» What to do: Copy all lines of the listing that include the string "JSON".

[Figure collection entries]

────

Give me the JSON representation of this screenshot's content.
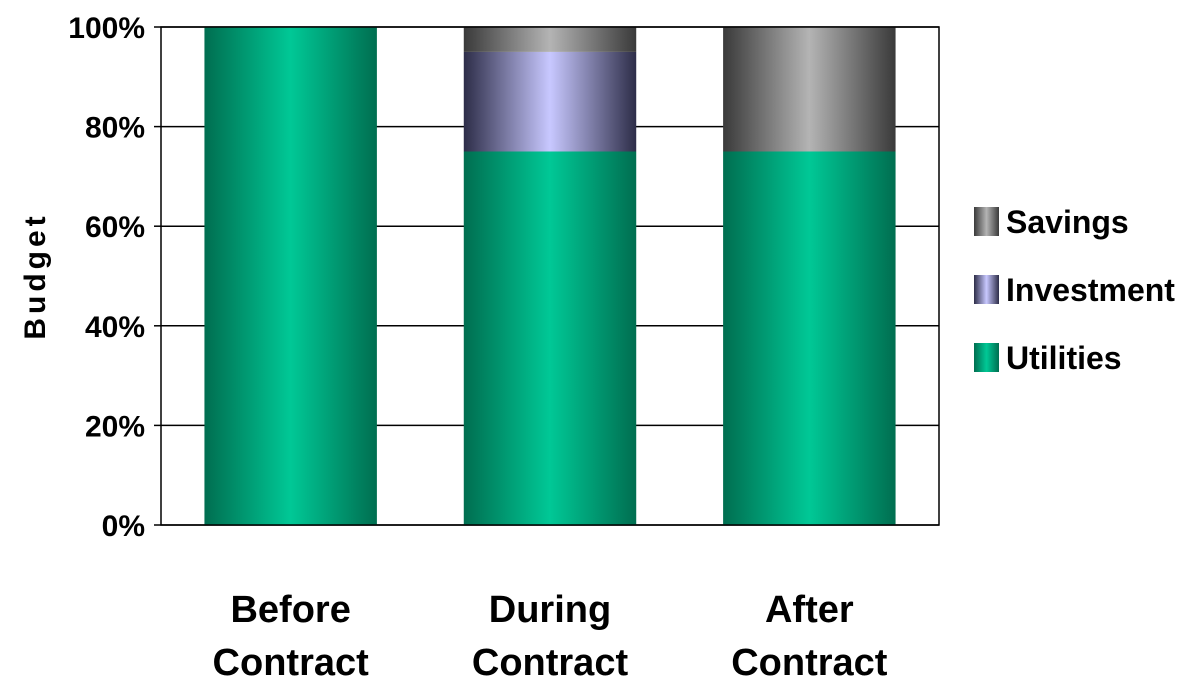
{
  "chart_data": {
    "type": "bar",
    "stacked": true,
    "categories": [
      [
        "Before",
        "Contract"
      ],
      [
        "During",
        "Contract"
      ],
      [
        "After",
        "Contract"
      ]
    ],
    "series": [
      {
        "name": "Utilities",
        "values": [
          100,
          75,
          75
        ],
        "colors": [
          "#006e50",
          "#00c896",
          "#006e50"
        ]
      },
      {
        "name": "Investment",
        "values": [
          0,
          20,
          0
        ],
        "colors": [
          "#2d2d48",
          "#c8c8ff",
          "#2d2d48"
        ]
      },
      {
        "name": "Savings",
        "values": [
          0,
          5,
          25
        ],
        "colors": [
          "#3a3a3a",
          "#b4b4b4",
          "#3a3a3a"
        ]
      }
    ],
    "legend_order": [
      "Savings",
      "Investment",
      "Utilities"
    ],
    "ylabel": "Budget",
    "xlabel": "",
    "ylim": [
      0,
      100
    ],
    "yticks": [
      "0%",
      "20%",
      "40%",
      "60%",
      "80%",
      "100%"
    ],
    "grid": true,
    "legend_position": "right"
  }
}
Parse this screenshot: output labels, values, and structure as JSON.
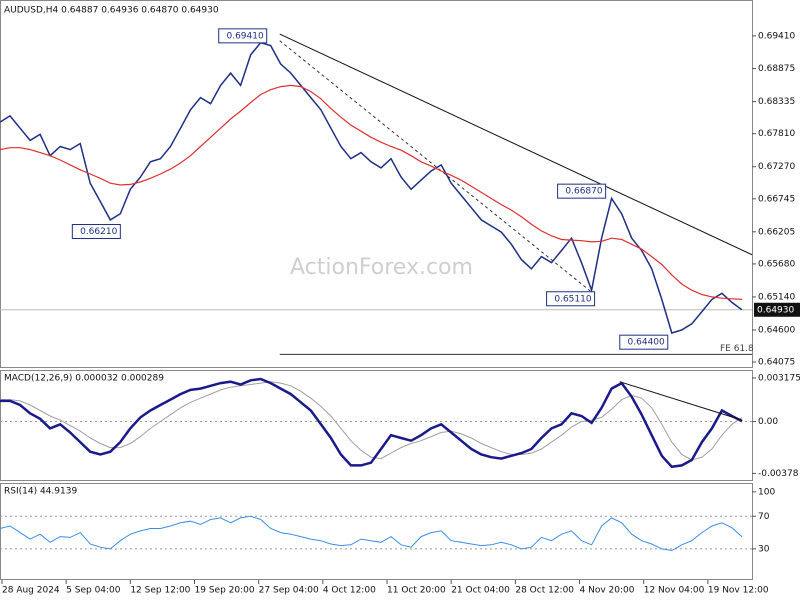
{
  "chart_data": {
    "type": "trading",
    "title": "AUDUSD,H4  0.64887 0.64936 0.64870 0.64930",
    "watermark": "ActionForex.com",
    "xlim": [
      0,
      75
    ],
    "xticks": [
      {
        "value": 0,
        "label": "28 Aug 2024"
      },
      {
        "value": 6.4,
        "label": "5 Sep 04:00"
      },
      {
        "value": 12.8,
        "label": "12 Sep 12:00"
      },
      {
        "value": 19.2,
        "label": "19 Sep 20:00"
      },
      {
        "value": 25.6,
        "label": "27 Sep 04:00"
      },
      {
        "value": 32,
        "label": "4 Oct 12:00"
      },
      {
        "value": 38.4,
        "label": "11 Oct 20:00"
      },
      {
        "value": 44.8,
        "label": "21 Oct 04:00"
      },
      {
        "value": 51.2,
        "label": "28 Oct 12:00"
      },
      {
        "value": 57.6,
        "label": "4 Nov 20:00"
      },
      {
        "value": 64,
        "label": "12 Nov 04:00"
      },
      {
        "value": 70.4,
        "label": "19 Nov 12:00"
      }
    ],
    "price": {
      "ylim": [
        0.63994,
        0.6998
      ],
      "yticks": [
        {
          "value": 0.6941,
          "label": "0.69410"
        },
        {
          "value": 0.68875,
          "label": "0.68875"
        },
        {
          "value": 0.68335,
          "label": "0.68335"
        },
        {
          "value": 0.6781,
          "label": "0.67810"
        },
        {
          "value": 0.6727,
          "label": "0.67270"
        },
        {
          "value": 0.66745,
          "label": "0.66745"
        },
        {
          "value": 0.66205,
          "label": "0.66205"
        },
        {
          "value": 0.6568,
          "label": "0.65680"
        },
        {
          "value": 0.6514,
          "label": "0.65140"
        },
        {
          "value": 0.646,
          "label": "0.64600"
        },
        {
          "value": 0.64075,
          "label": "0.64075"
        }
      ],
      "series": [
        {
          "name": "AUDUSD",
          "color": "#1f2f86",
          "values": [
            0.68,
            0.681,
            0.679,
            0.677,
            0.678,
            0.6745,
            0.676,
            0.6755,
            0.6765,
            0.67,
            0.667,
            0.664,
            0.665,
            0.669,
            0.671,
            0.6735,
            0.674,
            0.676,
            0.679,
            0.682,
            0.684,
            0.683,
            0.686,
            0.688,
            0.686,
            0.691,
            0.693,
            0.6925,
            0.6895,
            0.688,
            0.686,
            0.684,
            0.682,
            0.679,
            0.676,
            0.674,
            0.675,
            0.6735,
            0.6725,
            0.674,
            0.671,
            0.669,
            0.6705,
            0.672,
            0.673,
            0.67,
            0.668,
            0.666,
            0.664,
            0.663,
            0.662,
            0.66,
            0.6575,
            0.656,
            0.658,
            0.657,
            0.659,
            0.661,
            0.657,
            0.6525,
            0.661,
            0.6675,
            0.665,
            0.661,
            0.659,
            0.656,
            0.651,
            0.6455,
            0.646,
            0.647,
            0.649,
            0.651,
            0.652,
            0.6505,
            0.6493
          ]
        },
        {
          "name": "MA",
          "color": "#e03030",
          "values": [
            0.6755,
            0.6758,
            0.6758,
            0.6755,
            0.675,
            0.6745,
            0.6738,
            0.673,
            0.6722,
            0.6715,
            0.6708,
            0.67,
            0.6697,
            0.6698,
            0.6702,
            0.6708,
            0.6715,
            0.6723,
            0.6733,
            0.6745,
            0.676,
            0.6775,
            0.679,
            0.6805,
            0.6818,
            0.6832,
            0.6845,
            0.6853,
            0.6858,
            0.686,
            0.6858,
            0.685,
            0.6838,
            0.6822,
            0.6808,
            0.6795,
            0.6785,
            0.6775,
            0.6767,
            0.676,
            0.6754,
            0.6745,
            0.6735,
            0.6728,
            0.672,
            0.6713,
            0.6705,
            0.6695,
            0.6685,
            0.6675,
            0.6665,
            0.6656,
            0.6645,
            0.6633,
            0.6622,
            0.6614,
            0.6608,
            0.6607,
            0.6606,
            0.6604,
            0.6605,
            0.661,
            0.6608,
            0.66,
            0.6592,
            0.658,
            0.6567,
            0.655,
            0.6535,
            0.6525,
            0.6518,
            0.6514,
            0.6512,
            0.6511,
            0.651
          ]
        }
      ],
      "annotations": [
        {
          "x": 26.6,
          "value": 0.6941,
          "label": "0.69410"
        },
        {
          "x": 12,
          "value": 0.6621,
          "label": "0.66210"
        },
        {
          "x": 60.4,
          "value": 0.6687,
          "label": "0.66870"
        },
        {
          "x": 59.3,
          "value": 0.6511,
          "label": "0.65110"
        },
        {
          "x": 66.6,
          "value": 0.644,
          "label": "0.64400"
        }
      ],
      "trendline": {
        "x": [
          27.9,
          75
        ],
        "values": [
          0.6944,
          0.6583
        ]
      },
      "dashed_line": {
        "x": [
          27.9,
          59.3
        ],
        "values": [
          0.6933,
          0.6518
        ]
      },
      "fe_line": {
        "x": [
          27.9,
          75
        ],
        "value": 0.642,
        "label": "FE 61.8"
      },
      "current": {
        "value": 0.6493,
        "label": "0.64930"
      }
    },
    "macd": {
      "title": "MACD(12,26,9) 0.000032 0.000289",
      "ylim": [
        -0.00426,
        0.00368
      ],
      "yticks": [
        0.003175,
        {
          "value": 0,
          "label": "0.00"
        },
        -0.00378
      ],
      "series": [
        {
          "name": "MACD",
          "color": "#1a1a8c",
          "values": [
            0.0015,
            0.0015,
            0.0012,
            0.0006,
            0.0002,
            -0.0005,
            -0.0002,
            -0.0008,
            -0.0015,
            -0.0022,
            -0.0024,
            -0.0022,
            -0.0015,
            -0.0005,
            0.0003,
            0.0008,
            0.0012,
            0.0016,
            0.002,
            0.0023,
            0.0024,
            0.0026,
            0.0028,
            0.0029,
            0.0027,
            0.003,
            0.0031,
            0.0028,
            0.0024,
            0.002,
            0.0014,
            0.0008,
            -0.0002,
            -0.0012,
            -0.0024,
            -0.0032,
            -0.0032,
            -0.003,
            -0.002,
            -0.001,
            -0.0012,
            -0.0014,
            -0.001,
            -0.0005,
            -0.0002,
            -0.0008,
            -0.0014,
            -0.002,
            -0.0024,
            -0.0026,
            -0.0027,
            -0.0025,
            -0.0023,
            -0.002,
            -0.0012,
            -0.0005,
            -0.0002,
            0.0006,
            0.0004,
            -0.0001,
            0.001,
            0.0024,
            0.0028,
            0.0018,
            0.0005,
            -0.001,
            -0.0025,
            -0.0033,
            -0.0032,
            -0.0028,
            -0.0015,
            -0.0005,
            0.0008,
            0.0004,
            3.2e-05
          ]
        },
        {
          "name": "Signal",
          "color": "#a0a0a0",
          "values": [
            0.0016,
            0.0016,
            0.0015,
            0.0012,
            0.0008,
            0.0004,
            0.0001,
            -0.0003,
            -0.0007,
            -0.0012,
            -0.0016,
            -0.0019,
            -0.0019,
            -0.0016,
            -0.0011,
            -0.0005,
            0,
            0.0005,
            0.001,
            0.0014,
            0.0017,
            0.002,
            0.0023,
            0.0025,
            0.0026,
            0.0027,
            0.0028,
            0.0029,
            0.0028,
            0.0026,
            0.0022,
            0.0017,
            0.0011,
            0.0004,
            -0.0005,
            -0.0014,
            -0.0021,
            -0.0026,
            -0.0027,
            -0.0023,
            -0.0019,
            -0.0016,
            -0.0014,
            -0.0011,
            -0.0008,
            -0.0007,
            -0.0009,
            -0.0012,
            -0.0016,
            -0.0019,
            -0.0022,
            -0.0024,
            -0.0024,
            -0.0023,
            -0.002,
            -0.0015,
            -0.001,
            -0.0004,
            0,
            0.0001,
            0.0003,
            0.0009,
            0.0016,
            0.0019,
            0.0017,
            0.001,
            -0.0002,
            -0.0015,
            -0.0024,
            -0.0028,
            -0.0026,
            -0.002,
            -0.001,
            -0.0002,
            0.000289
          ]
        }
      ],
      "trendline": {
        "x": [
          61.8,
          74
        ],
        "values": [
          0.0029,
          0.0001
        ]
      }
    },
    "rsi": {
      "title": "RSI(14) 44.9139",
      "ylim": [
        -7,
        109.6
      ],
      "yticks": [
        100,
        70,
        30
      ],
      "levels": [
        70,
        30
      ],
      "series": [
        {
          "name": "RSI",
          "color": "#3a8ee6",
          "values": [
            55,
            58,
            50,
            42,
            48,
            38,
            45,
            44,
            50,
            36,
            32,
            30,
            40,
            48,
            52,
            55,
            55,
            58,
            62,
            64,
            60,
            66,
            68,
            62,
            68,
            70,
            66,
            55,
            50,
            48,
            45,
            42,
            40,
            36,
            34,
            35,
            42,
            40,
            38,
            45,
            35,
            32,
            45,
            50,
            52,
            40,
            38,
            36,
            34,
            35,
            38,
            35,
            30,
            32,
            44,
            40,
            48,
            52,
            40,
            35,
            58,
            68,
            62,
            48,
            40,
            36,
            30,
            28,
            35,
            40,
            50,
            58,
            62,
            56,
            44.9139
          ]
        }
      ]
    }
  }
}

────

» Completed exercise:
Give me the JSON representation of this screenshot's content.
Parse this screenshot: output labels, values, and structure as JSON.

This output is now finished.